EXERCISE INSTRUCTIONS: Look for the word "sigma" in each line and report the count of matching lines, with nothing added.

%%

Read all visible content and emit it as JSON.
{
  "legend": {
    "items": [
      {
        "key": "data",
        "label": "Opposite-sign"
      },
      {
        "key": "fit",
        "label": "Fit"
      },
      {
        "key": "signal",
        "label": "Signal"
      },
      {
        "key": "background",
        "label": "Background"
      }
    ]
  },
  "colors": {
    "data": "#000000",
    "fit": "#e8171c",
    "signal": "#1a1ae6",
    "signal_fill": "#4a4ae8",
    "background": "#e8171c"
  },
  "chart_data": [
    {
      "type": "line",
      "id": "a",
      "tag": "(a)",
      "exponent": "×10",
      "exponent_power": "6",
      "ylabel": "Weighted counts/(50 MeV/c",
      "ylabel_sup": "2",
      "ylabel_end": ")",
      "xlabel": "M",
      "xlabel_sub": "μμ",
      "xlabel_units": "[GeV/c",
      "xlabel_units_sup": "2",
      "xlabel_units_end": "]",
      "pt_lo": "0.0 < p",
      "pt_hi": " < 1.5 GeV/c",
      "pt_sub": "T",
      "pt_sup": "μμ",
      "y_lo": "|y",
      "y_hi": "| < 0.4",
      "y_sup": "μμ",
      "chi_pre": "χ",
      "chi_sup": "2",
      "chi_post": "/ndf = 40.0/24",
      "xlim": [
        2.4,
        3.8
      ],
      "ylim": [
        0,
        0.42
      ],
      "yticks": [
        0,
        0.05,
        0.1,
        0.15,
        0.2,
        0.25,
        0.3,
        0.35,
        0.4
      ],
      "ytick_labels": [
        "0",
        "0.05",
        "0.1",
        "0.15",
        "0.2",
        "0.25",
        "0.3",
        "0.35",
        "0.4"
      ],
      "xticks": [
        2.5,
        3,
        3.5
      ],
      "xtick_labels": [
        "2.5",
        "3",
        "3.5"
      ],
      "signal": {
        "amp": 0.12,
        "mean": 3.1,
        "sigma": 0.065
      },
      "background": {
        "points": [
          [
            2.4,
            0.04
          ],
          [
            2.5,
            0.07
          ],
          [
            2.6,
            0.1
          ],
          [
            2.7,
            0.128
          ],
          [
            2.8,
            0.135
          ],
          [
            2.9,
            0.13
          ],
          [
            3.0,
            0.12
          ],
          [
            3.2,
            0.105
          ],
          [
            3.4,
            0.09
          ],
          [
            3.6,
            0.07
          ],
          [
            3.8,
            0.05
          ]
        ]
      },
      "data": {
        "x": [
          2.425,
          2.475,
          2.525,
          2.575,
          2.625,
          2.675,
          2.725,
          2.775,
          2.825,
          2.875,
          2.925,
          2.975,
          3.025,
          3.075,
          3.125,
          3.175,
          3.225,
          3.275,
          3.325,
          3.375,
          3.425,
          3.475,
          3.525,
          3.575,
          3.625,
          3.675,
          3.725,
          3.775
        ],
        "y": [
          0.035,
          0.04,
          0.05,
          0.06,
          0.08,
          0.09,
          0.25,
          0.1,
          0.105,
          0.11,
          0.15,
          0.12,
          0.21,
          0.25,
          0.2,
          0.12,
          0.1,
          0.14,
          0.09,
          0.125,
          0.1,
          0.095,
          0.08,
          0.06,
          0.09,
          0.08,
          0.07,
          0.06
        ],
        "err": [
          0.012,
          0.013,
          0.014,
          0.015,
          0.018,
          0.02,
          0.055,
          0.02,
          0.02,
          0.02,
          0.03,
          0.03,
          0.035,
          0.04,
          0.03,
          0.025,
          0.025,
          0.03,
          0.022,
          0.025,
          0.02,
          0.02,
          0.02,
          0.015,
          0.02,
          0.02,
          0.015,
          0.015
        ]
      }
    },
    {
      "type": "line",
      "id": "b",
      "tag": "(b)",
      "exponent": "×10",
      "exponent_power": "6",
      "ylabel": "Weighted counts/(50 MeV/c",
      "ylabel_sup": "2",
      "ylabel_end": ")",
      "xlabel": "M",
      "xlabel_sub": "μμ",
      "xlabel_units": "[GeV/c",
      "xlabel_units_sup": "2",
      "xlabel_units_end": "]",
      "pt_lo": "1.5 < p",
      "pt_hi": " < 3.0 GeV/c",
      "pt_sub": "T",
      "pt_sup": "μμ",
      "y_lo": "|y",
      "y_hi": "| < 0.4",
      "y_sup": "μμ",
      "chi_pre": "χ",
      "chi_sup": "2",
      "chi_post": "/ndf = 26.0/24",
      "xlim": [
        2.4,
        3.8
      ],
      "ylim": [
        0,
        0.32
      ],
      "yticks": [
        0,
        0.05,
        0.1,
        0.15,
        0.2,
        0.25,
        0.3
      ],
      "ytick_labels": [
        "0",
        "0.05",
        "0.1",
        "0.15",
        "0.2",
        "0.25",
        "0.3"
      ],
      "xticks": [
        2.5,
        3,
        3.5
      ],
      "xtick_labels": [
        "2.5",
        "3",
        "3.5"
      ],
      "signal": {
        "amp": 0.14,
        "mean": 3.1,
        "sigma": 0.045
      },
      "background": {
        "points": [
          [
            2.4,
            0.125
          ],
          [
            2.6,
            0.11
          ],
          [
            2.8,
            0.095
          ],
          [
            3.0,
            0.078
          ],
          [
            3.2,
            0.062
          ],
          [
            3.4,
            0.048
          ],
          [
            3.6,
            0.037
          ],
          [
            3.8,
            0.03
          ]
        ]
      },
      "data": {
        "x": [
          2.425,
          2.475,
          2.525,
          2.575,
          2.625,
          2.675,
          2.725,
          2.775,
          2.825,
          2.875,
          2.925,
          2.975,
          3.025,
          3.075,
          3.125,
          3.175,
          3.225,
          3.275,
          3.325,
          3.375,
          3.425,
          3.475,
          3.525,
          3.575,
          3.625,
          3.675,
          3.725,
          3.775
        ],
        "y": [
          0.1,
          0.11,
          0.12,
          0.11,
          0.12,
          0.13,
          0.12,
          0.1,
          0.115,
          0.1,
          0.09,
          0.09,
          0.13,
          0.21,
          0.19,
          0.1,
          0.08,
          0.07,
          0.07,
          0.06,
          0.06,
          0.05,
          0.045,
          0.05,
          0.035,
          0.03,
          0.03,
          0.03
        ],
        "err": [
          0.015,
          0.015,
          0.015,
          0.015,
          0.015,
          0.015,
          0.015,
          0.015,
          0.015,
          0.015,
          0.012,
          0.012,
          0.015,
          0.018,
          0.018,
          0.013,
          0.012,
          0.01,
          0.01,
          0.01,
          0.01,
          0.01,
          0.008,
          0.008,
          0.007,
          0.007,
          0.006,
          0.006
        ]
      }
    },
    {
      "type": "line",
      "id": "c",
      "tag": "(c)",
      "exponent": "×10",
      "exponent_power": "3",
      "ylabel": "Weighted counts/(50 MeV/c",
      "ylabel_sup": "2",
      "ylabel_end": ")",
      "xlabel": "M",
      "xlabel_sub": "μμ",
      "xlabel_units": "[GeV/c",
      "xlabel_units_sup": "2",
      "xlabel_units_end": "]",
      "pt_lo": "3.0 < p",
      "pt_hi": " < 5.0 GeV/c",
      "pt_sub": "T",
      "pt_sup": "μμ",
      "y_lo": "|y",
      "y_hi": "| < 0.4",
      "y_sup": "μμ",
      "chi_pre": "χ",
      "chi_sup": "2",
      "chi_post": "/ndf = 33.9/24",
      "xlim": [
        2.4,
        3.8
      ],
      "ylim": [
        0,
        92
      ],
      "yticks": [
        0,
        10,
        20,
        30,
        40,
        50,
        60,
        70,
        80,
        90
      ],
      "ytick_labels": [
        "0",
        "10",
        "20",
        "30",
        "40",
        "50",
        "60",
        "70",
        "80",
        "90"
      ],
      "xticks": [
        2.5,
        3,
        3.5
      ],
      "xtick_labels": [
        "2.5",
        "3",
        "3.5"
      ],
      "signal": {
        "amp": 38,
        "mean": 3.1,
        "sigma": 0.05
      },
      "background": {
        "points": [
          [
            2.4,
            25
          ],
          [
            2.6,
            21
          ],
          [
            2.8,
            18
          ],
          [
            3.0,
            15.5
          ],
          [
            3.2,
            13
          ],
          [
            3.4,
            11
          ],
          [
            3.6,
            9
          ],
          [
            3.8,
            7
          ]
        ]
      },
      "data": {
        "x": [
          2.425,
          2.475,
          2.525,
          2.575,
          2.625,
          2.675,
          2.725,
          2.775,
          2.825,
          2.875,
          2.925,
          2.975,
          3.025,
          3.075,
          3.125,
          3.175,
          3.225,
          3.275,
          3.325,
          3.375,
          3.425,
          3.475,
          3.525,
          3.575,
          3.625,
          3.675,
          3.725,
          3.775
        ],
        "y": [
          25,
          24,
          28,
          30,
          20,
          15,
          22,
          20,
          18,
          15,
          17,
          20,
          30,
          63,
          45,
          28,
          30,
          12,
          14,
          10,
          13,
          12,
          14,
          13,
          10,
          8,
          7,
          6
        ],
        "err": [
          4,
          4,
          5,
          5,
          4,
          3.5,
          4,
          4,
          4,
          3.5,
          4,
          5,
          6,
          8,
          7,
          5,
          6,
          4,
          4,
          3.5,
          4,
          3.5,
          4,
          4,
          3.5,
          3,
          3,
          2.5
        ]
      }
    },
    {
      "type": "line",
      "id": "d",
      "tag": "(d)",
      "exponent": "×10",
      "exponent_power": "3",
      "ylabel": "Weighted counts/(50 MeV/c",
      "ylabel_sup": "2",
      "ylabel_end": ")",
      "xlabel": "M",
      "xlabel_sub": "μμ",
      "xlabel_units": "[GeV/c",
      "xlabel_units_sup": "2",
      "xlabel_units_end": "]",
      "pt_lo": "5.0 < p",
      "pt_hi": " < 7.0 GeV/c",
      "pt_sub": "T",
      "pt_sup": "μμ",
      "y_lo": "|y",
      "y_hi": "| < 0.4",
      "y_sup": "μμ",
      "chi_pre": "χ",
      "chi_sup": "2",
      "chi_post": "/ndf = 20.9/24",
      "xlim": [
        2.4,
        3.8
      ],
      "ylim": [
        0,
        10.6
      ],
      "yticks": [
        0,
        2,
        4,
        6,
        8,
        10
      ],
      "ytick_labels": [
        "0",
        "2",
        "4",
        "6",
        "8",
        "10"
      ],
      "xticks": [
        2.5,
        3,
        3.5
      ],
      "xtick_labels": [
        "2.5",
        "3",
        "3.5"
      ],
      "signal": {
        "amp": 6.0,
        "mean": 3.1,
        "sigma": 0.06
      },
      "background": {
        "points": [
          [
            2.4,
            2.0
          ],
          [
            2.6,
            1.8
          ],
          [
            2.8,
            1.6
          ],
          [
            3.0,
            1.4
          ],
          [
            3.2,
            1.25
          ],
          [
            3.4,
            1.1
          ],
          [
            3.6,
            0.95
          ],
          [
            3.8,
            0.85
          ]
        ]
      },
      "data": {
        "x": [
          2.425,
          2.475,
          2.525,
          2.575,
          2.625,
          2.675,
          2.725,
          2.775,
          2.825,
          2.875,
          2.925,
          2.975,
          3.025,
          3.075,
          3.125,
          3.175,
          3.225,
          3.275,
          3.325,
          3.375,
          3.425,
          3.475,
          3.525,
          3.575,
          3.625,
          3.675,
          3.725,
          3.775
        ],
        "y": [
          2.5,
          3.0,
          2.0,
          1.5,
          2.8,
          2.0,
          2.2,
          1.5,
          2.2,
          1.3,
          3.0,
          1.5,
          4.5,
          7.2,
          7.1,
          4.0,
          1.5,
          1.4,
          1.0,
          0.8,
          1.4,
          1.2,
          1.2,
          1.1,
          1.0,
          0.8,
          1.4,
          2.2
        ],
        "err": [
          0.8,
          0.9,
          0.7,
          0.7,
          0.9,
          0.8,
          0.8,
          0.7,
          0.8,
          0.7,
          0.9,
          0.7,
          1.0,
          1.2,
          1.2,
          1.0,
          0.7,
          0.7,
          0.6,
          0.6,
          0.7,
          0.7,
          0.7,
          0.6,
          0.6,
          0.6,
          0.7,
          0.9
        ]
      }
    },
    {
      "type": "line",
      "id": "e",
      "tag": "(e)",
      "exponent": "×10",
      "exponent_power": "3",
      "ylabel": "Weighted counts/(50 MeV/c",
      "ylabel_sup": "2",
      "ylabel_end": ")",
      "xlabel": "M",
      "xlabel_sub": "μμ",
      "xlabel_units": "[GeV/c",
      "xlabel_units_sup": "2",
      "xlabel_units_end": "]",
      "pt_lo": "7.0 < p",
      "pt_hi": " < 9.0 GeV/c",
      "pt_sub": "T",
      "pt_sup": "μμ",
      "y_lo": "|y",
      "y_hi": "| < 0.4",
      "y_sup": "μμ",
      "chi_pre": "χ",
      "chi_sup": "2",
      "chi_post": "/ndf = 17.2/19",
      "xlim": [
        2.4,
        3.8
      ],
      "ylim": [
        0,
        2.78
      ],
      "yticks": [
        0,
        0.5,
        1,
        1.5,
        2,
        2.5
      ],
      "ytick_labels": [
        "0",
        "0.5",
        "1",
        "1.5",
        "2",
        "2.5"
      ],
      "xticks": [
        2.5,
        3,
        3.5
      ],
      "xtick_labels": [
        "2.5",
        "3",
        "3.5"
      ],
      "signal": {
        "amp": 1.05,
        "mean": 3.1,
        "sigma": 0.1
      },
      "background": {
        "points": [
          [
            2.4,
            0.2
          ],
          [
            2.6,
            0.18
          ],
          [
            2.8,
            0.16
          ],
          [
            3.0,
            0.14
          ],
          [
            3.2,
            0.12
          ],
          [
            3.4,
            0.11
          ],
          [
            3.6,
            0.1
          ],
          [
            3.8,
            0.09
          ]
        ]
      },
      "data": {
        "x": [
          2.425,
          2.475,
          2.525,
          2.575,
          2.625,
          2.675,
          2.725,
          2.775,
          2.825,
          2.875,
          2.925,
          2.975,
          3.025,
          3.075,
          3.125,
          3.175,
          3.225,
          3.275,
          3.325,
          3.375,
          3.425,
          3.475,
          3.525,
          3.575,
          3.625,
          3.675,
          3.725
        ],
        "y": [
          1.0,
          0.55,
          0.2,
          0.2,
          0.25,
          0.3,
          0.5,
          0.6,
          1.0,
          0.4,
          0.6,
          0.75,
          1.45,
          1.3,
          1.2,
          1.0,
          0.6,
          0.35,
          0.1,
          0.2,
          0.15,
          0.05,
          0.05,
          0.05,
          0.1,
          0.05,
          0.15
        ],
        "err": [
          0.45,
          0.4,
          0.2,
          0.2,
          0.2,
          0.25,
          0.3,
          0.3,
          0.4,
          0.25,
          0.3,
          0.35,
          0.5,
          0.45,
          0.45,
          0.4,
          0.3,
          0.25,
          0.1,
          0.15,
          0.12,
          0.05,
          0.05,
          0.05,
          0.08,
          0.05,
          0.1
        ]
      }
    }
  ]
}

%%

COMPLETE OUTPUT: 5